Requirements » Lines that include the word "Check" are the ones to copy.

Data items:
** START **

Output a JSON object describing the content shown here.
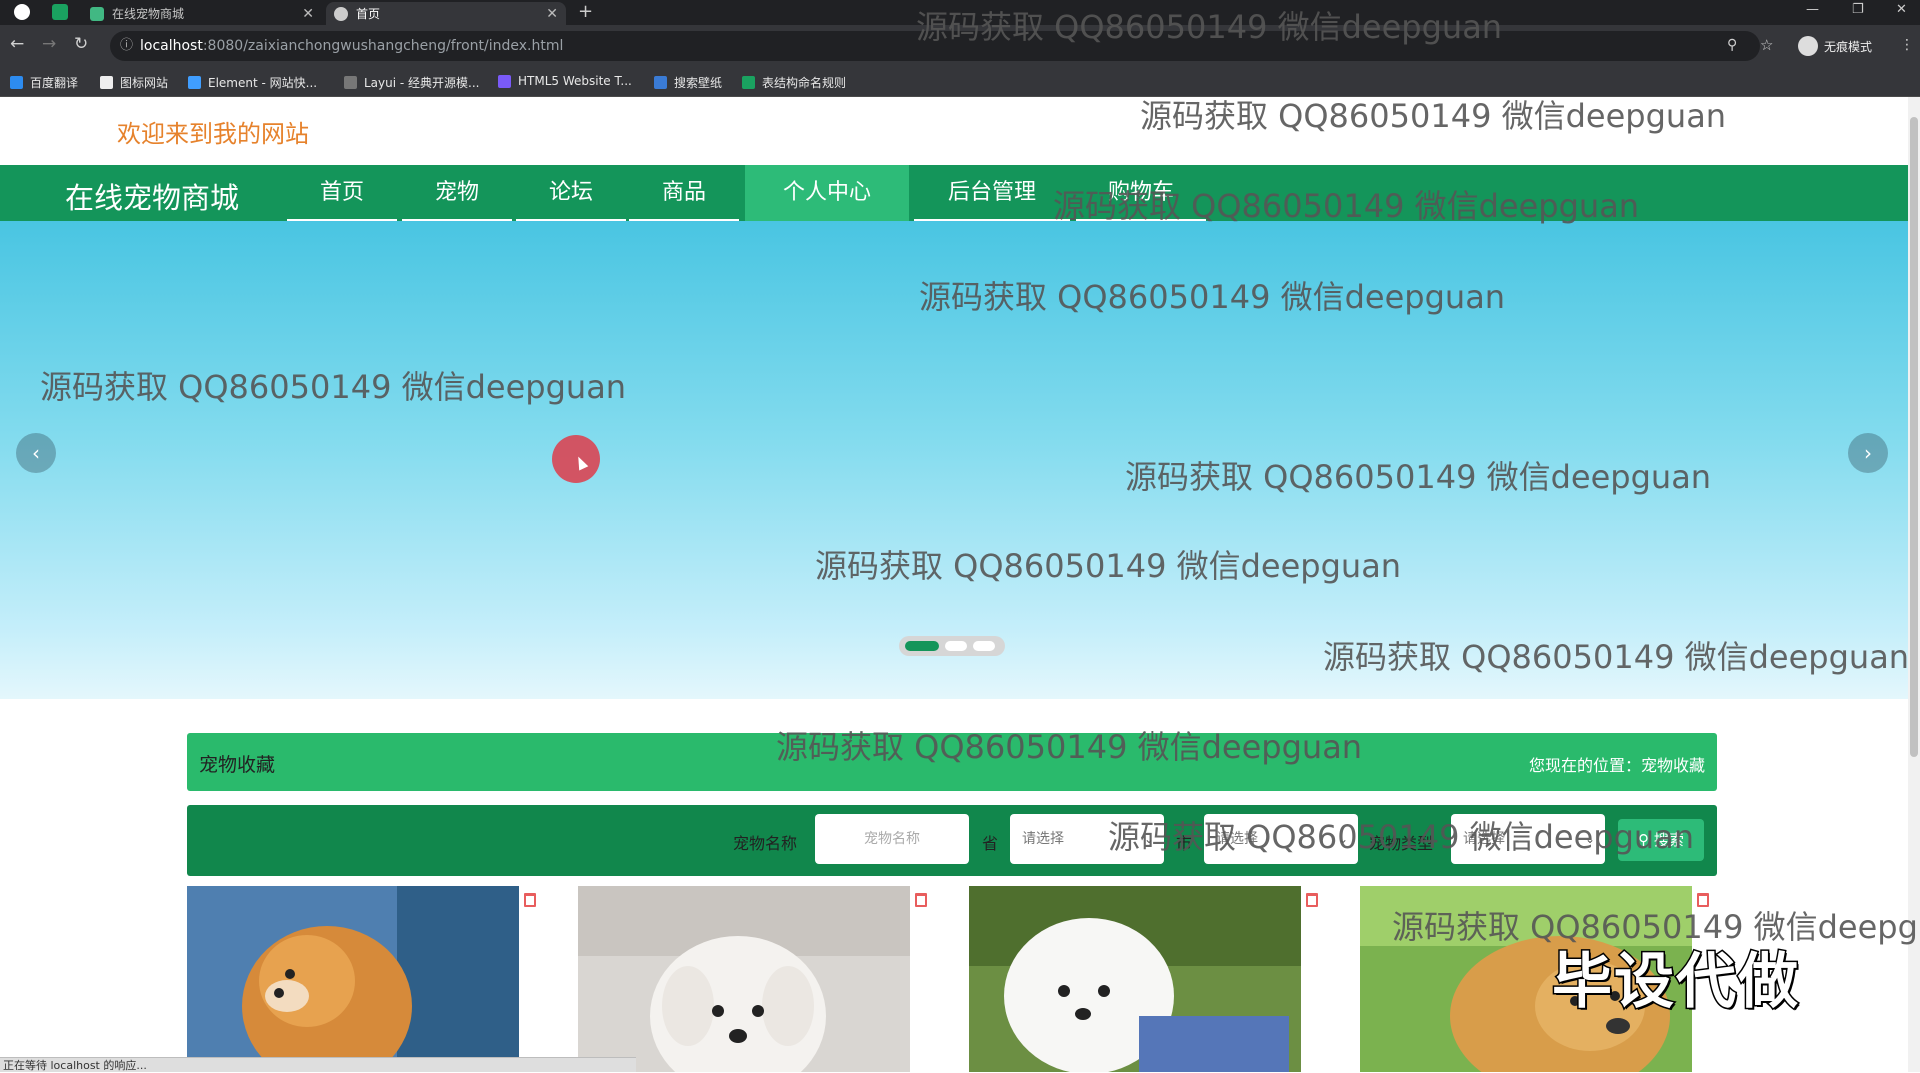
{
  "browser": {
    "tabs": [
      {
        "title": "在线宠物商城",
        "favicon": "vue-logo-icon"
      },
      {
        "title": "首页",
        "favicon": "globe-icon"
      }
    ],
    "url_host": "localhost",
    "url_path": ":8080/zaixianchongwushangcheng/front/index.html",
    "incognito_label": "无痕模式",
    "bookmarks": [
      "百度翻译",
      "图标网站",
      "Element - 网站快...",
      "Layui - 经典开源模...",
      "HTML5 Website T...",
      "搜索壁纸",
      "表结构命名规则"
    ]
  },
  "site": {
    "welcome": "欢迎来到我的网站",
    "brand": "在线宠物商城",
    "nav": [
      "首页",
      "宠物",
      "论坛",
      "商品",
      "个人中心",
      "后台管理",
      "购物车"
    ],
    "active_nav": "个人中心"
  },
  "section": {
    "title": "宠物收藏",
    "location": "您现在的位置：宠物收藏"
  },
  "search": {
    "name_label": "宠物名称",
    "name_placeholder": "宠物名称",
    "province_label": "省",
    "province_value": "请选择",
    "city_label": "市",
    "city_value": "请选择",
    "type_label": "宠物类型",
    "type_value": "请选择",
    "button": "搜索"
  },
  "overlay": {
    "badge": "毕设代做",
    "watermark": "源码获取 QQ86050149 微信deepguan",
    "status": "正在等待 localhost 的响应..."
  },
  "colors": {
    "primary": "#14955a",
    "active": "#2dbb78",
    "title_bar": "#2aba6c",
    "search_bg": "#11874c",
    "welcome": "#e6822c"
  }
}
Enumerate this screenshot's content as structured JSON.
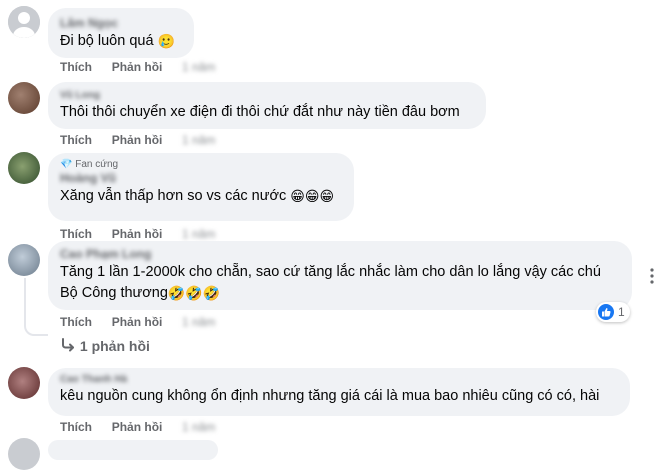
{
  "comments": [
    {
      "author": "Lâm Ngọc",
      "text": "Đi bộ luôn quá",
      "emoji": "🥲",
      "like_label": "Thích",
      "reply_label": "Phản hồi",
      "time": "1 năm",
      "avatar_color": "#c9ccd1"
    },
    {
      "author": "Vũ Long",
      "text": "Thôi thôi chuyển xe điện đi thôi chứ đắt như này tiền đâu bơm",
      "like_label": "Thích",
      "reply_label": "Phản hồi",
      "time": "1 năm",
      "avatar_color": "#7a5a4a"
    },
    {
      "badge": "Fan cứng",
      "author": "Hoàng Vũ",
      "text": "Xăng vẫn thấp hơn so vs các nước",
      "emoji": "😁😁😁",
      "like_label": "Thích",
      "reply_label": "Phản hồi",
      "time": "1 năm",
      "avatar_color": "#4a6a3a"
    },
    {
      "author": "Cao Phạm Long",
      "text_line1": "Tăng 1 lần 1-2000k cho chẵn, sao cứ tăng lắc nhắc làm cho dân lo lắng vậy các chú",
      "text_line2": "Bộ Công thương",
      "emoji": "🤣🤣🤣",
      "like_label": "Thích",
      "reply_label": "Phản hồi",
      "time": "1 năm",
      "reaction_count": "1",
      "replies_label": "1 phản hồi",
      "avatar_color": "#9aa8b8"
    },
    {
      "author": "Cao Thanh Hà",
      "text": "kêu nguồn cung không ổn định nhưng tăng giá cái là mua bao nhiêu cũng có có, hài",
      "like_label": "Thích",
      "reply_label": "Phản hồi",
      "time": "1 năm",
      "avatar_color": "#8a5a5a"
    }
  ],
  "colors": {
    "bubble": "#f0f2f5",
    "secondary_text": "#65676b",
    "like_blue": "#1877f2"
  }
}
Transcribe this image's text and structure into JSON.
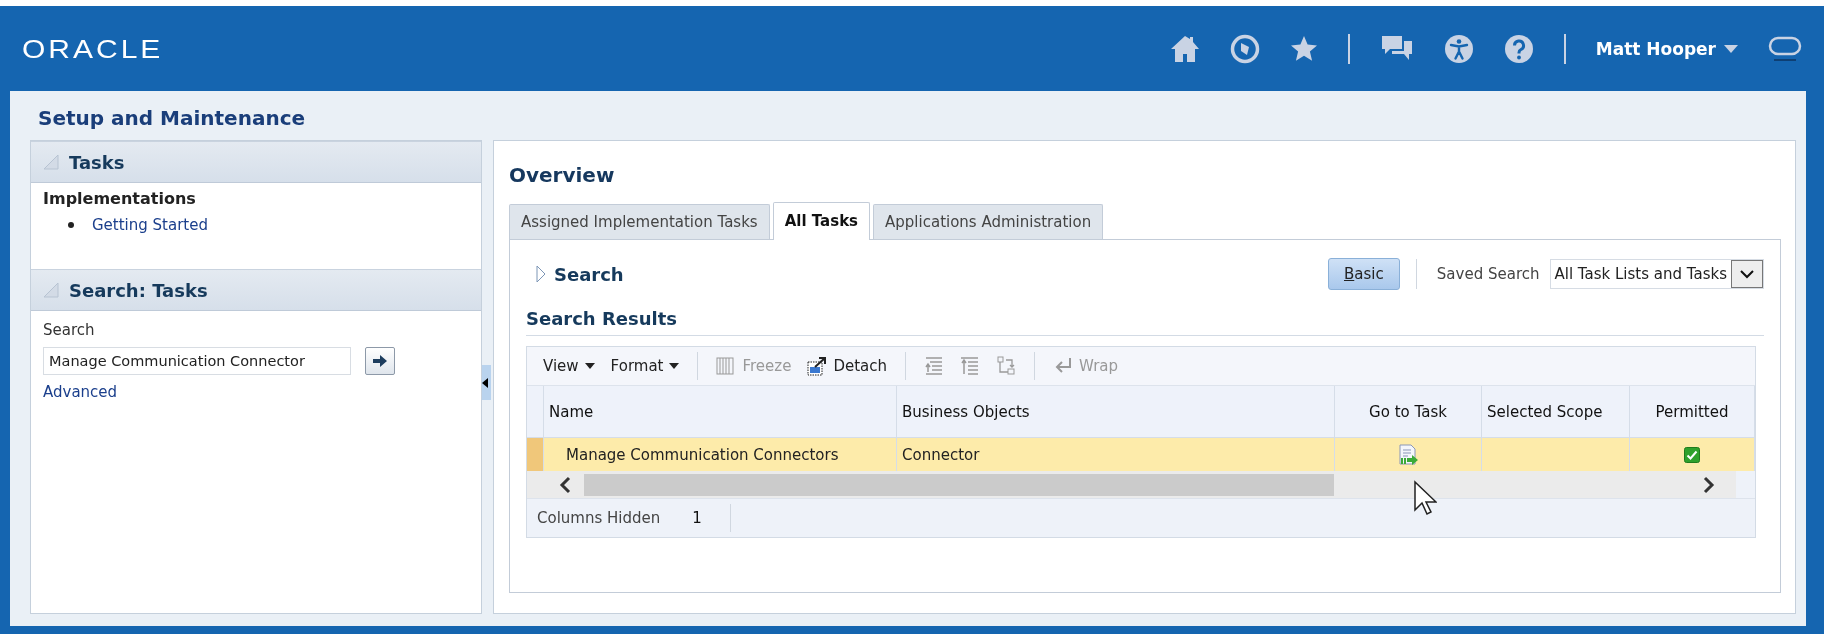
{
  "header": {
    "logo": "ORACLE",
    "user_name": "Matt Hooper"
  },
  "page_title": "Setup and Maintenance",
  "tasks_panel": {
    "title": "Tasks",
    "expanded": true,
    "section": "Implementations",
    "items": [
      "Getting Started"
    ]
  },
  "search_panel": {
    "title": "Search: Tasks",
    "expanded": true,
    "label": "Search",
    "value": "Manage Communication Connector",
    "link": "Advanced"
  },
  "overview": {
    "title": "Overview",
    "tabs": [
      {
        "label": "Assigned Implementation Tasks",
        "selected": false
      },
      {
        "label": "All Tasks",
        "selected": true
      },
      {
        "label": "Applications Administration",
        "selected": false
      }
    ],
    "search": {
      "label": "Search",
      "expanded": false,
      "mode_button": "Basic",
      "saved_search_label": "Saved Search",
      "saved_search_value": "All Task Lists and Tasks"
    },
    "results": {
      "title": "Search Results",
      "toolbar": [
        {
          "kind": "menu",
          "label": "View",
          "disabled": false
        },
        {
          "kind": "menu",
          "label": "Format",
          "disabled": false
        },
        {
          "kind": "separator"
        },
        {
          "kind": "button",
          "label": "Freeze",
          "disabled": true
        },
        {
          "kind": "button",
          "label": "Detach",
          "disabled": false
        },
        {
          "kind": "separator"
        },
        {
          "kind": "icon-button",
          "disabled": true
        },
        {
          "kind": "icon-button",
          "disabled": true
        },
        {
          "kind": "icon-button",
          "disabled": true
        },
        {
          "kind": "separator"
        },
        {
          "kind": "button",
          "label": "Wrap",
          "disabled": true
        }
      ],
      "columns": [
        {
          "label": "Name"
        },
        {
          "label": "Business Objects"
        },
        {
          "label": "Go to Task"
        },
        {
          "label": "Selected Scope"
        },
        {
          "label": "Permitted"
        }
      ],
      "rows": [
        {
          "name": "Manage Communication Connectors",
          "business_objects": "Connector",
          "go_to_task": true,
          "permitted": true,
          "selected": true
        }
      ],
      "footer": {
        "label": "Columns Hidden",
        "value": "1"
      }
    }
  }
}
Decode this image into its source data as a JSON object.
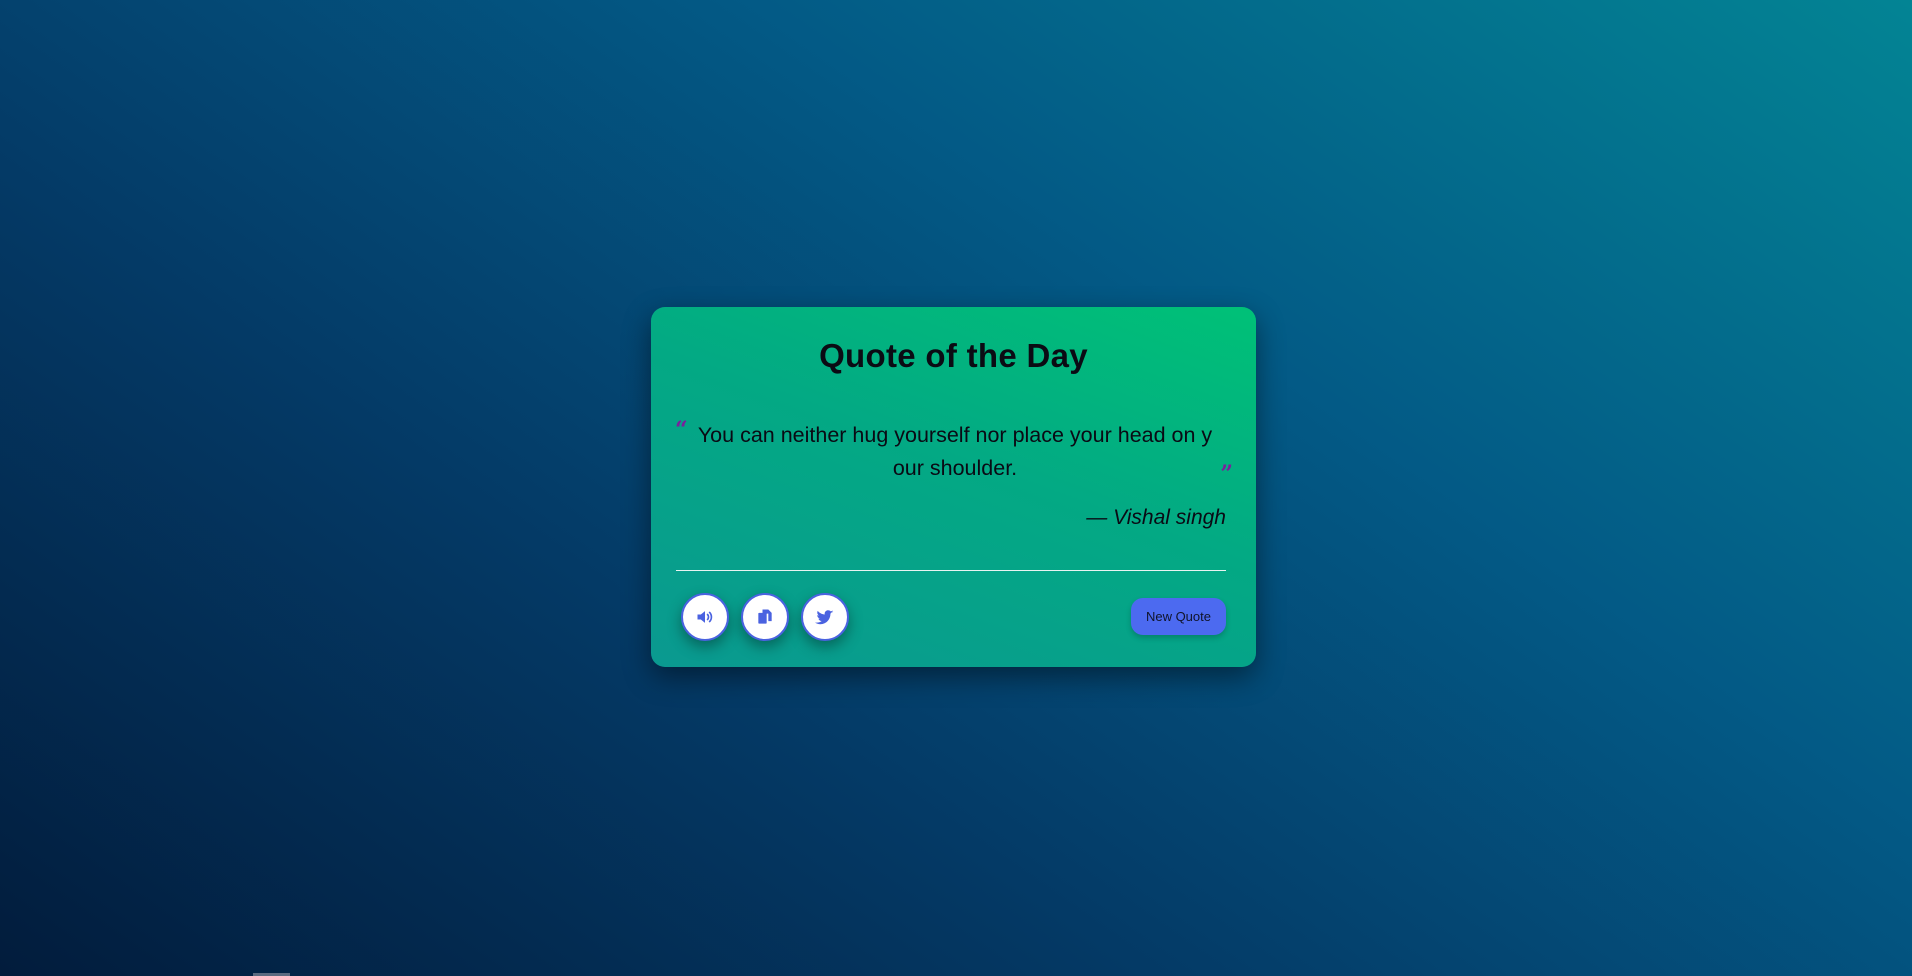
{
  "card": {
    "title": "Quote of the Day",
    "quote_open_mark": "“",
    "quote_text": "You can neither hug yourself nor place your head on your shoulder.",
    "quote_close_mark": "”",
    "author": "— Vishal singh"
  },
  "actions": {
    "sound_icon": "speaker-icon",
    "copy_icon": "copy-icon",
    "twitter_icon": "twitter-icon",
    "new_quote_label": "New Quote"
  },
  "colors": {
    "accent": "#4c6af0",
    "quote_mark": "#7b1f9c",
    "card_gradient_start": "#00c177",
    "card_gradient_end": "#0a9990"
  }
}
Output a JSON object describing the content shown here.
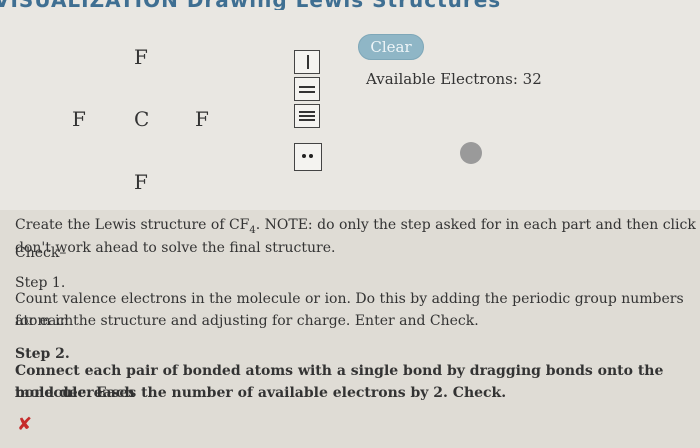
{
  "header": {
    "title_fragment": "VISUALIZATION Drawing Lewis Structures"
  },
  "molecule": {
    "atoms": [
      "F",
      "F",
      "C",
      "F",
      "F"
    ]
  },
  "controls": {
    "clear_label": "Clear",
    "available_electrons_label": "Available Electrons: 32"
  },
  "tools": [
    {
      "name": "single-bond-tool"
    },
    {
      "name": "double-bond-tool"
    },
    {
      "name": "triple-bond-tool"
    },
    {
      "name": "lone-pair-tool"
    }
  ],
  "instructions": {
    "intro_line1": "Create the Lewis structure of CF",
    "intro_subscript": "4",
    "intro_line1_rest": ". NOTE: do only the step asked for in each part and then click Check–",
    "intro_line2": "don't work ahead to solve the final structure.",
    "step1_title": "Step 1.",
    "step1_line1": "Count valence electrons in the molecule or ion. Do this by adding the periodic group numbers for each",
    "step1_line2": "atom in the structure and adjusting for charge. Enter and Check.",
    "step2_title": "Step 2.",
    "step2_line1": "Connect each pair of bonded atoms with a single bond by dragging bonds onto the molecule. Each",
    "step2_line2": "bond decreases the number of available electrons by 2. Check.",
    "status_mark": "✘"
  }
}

** END **

Answer to this problem »
    "intro_line1_rest": ". NOTE: do only the step asked for in each part and then click Check–",
    "step1_line2": "atom in the structure and adjusting for charge. Enter and Check.",
    "step2_line2": "bond decreases the number of available electrons by 2. Check.",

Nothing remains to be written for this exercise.